(Data entries)
***

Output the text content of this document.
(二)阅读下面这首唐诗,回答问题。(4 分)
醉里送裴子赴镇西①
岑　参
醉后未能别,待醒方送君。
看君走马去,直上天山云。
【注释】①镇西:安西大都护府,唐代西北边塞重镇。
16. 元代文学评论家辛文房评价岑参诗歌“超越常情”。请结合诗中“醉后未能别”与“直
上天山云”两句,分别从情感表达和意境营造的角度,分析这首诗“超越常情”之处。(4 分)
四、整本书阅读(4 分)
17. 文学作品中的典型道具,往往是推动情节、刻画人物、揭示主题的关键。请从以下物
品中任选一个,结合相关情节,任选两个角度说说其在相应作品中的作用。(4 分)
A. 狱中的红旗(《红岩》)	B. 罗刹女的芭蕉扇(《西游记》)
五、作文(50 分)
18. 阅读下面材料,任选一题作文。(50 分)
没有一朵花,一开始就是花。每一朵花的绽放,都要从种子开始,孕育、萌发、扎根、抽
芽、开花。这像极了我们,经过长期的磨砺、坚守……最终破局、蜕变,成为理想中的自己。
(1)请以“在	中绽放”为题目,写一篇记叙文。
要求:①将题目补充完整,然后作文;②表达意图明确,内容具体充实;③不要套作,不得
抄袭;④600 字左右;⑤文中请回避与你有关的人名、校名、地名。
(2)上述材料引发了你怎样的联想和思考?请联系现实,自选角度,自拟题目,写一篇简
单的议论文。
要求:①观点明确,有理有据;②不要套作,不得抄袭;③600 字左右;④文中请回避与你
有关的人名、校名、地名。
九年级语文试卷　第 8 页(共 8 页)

***

— Stated exercise —
Extract the full set of entries word for word.

— Finished exercise —
Output the text content of this document.
(二)阅读下面这首唐诗,回答问题。(4 分)
醉里送裴子赴镇西①
岑　参
醉后未能别,待醒方送君。
看君走马去,直上天山云。
【注释】①镇西:安西大都护府,唐代西北边塞重镇。
16. 元代文学评论家辛文房评价岑参诗歌“超越常情”。请结合诗中“醉后未能别”与“直
上天山云”两句,分别从情感表达和意境营造的角度,分析这首诗“超越常情”之处。(4 分)
四、整本书阅读(4 分)
17. 文学作品中的典型道具,往往是推动情节、刻画人物、揭示主题的关键。请从以下物
品中任选一个,结合相关情节,任选两个角度说说其在相应作品中的作用。(4 分)
A. 狱中的红旗(《红岩》)	B. 罗刹女的芭蕉扇(《西游记》)
五、作文(50 分)
18. 阅读下面材料,任选一题作文。(50 分)
没有一朵花,一开始就是花。每一朵花的绽放,都要从种子开始,孕育、萌发、扎根、抽
芽、开花。这像极了我们,经过长期的磨砺、坚守……最终破局、蜕变,成为理想中的自己。
(1)请以“在	中绽放”为题目,写一篇记叙文。
要求:①将题目补充完整,然后作文;②表达意图明确,内容具体充实;③不要套作,不得
抄袭;④600 字左右;⑤文中请回避与你有关的人名、校名、地名。
(2)上述材料引发了你怎样的联想和思考?请联系现实,自选角度,自拟题目,写一篇简
单的议论文。
要求:①观点明确,有理有据;②不要套作,不得抄袭;③600 字左右;④文中请回避与你
有关的人名、校名、地名。
九年级语文试卷　第 8 页(共 8 页)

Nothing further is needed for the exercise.